Show all lines from the data that include the word "GREENHILLS".

....

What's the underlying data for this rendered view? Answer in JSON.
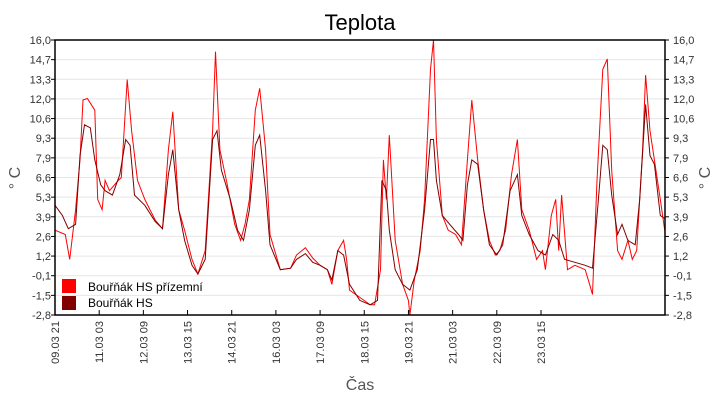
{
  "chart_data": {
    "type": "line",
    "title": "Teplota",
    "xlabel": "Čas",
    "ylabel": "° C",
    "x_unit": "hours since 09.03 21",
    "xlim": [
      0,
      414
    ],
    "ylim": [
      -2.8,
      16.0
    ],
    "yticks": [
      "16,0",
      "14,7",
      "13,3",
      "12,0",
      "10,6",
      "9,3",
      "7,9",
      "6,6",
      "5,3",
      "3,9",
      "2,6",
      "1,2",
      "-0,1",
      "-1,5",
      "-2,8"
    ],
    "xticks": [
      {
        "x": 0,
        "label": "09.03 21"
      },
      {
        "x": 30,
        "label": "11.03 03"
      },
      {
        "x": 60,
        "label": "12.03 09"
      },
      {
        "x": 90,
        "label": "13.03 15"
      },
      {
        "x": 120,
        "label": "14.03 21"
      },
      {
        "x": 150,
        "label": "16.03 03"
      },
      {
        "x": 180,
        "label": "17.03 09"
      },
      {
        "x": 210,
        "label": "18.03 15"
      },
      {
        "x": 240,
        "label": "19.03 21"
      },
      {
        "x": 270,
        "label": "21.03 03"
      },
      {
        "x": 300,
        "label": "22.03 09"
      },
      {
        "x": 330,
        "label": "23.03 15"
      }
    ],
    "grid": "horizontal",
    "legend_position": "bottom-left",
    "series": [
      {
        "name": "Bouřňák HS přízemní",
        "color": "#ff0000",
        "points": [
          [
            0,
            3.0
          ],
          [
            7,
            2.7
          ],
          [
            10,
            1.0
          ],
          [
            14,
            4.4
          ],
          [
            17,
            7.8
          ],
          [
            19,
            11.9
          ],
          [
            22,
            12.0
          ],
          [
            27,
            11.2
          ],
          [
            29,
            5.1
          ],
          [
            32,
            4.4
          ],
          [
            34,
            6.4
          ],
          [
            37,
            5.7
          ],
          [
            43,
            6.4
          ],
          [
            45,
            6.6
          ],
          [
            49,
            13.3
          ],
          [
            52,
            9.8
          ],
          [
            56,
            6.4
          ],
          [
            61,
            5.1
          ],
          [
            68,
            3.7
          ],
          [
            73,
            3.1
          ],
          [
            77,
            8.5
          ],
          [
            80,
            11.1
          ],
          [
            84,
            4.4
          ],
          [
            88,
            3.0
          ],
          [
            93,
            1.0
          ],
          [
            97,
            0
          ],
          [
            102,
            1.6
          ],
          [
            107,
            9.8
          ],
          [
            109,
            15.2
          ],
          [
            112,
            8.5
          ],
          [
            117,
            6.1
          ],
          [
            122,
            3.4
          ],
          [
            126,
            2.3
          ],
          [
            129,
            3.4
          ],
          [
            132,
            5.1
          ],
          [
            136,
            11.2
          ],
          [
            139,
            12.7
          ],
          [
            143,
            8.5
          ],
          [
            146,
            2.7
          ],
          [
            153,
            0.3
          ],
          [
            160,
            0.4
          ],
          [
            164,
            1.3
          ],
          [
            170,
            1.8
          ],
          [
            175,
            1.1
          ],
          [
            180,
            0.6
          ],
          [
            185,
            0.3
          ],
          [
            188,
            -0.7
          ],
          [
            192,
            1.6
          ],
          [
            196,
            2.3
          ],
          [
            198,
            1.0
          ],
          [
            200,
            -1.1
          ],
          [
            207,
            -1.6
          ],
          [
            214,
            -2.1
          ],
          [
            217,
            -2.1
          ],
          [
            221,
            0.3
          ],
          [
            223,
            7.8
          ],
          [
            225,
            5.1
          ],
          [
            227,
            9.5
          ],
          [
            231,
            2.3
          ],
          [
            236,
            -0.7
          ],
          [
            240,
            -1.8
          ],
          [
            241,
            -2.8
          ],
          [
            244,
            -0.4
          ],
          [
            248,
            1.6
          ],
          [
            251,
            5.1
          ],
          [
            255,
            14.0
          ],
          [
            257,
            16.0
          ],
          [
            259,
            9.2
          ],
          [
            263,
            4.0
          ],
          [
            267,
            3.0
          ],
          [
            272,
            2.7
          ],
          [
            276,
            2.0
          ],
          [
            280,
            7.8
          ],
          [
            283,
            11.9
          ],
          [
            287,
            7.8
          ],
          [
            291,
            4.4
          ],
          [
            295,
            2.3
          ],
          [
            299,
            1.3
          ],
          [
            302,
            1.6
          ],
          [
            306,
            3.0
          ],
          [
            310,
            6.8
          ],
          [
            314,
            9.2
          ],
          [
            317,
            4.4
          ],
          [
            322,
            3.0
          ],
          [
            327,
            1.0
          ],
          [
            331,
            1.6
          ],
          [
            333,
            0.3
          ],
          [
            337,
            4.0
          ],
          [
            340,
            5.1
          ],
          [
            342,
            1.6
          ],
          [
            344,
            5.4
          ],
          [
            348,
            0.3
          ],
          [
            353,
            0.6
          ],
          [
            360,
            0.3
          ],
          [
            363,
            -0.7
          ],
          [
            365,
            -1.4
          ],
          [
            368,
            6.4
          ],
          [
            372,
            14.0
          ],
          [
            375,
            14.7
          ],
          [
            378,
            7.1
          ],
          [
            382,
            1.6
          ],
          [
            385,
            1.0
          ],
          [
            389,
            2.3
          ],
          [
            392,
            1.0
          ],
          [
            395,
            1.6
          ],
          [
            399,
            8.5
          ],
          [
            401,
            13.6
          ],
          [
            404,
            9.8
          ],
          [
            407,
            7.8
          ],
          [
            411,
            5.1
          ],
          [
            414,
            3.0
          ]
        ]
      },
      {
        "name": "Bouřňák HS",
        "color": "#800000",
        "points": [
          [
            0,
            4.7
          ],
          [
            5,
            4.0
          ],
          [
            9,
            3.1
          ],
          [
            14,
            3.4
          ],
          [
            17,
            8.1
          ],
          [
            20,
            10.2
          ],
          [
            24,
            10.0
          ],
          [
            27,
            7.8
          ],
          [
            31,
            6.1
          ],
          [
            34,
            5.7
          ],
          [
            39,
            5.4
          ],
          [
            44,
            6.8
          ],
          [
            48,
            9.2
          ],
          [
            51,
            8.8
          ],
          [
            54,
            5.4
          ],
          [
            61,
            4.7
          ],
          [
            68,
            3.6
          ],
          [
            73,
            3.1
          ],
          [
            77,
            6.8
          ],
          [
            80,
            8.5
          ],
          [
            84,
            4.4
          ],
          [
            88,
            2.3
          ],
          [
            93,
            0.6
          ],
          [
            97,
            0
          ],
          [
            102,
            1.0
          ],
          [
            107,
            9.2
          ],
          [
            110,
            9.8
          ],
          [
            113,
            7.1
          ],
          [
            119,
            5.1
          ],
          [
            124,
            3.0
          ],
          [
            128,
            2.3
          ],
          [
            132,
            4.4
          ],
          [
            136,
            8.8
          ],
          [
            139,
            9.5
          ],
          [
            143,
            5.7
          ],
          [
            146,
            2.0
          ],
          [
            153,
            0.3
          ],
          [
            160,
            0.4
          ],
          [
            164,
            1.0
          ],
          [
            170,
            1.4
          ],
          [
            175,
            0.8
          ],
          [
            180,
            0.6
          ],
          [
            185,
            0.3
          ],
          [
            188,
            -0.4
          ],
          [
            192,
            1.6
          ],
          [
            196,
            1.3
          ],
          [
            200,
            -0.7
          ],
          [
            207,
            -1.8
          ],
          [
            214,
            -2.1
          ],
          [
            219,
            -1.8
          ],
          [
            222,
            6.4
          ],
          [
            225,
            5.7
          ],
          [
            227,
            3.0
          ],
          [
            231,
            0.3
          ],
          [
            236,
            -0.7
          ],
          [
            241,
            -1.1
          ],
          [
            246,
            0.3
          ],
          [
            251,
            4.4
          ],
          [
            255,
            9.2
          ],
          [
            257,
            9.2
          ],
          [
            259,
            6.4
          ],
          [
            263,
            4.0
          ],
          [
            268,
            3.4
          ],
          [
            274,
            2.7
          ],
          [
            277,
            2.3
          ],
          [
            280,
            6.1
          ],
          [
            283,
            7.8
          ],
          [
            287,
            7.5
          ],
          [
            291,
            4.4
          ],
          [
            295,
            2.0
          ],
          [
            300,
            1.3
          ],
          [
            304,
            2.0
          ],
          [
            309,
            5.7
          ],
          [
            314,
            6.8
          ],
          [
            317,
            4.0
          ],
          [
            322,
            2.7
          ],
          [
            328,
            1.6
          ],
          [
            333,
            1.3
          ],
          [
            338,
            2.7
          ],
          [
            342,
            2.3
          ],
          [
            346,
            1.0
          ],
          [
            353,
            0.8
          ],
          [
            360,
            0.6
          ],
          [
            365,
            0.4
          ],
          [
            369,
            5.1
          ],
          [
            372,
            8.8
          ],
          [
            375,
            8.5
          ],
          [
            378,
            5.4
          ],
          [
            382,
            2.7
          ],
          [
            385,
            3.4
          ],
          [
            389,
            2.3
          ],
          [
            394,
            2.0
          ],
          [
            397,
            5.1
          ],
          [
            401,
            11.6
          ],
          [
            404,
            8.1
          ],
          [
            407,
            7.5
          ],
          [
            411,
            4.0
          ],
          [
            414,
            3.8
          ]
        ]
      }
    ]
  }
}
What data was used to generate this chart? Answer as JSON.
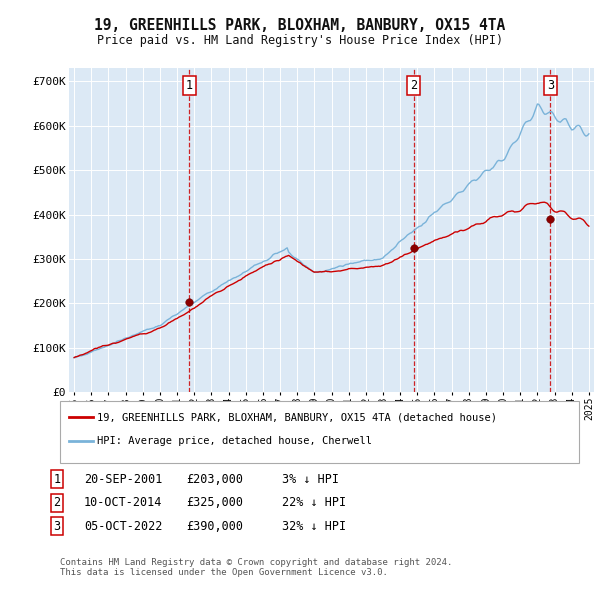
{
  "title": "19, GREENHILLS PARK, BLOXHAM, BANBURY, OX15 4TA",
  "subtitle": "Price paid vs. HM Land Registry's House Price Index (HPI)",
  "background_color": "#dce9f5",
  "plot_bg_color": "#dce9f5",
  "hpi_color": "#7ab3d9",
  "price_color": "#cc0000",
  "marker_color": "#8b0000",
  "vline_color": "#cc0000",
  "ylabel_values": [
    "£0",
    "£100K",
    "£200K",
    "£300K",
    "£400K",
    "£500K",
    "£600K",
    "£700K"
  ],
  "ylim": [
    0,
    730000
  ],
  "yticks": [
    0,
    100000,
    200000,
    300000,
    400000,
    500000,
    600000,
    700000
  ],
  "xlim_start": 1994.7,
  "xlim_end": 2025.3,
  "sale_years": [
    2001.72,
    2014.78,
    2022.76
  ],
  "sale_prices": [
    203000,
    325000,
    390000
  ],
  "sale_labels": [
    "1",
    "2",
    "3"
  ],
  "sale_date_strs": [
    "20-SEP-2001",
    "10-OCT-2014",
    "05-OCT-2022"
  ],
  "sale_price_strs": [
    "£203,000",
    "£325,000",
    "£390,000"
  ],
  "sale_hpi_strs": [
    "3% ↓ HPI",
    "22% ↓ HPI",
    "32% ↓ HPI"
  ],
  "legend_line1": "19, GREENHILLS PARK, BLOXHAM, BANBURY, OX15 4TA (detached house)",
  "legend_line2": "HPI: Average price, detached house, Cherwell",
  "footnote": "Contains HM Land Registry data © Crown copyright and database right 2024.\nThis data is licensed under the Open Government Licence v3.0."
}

....

Answer to this problem:
  "title": "19, GREENHILLS PARK, BLOXHAM, BANBURY, OX15 4TA",
  "legend_line1": "19, GREENHILLS PARK, BLOXHAM, BANBURY, OX15 4TA (detached house)",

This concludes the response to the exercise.